─── DATASET RECORDS ───
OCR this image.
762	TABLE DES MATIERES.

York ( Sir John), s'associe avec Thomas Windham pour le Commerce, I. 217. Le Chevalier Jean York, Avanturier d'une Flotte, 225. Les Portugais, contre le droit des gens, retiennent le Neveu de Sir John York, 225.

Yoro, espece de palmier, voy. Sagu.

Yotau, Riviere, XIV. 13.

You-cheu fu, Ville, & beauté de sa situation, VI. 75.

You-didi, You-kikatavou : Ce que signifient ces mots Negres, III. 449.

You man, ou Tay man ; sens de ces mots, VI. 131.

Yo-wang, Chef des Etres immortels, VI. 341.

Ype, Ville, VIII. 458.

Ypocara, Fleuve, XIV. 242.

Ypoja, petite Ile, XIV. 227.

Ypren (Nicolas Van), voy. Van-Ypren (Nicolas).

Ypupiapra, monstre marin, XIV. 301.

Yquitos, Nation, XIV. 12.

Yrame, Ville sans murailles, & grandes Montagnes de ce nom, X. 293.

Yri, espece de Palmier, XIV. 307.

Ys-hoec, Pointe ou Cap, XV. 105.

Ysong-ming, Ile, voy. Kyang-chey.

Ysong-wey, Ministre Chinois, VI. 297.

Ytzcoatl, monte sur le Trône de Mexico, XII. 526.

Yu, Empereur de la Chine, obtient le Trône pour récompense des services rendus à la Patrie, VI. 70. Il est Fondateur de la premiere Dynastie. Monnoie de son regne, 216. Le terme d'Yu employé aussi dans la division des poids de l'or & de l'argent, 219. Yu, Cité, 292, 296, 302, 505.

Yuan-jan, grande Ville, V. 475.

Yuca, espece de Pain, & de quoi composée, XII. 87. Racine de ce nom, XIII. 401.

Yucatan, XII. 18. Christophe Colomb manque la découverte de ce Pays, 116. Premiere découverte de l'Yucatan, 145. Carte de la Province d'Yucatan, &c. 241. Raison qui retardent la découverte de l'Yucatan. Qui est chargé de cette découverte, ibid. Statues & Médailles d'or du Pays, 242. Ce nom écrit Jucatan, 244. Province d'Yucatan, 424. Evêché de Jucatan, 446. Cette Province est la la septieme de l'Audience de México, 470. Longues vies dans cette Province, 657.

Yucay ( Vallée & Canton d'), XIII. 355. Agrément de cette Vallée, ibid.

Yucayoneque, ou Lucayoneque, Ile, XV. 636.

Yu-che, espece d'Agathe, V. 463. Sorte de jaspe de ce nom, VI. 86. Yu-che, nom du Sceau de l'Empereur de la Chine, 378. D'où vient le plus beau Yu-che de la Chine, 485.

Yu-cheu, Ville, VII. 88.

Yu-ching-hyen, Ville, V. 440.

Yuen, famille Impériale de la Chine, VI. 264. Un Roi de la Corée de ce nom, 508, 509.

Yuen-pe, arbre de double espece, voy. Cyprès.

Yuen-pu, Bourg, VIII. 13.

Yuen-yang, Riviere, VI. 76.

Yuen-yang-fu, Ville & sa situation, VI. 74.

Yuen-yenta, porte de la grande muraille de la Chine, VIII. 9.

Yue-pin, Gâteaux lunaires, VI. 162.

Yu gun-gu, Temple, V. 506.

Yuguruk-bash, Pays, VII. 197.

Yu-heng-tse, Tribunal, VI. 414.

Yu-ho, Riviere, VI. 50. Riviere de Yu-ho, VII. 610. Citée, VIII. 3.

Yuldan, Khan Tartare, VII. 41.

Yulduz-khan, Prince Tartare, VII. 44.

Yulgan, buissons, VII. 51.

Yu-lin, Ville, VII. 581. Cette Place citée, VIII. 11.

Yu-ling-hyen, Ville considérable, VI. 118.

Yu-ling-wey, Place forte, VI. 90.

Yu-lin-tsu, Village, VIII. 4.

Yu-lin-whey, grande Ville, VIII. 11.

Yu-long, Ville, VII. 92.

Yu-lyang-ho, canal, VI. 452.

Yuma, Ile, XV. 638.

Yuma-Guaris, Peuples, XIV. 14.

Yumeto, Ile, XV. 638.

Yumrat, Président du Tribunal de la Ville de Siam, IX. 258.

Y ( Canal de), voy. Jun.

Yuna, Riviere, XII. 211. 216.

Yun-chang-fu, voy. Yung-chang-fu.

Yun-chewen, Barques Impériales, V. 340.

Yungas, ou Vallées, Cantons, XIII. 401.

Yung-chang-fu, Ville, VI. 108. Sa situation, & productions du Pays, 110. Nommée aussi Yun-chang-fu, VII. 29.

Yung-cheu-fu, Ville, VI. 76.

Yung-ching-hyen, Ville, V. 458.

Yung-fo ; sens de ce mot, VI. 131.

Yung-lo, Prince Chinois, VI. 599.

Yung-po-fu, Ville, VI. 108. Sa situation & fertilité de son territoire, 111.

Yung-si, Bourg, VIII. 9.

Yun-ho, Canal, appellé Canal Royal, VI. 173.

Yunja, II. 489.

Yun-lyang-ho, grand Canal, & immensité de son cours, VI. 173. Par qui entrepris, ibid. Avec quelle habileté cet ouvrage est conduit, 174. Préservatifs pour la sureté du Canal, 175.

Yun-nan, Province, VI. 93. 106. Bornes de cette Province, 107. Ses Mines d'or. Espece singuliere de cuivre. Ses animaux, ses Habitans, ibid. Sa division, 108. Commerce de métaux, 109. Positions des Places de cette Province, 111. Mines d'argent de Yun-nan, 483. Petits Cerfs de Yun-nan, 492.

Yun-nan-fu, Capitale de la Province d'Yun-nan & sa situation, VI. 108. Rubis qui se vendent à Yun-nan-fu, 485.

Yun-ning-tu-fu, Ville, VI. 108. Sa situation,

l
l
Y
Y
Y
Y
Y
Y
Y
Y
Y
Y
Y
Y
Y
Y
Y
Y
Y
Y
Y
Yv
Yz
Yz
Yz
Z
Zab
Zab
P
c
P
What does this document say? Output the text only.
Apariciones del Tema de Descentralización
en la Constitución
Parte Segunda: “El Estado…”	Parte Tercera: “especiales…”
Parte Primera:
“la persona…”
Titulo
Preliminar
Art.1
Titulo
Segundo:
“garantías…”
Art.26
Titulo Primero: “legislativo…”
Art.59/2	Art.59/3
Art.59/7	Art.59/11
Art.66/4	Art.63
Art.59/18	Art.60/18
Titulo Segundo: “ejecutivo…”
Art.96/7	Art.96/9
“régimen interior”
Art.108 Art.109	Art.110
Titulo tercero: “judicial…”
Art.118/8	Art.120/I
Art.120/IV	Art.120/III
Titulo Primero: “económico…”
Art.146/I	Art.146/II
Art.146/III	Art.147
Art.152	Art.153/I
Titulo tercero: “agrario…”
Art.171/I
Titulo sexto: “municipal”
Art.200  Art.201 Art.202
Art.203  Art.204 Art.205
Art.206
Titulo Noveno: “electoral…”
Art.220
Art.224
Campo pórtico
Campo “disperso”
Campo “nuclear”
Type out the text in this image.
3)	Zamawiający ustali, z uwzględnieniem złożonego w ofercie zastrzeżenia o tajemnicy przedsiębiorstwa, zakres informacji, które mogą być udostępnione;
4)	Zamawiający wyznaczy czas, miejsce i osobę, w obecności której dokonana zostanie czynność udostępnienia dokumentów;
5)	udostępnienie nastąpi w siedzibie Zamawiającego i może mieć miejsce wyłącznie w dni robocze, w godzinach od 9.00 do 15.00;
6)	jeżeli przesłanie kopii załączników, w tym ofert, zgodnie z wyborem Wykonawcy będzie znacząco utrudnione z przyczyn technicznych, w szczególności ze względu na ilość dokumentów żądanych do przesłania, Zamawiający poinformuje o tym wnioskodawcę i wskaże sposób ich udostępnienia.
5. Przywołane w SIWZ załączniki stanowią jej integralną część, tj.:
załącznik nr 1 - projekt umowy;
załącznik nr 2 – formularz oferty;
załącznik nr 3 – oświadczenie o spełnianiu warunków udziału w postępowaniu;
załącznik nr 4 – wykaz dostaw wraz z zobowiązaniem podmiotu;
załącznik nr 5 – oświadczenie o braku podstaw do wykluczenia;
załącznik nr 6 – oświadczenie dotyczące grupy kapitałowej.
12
───
* **WRITTEN EXERCISE**
Among the entries above, identify all lines with "XIII" and copy them.

* **SOLUTION TO THE PROBLEM**
Yuca, espece de Pain, & de quoi composée, XII. 87. Racine de ce nom, XIII. 401.
Yucay ( Vallée & Canton d'), XIII. 355. Agrément de cette Vallée, ibid.
Yungas, ou Vallées, Cantons, XIII. 401.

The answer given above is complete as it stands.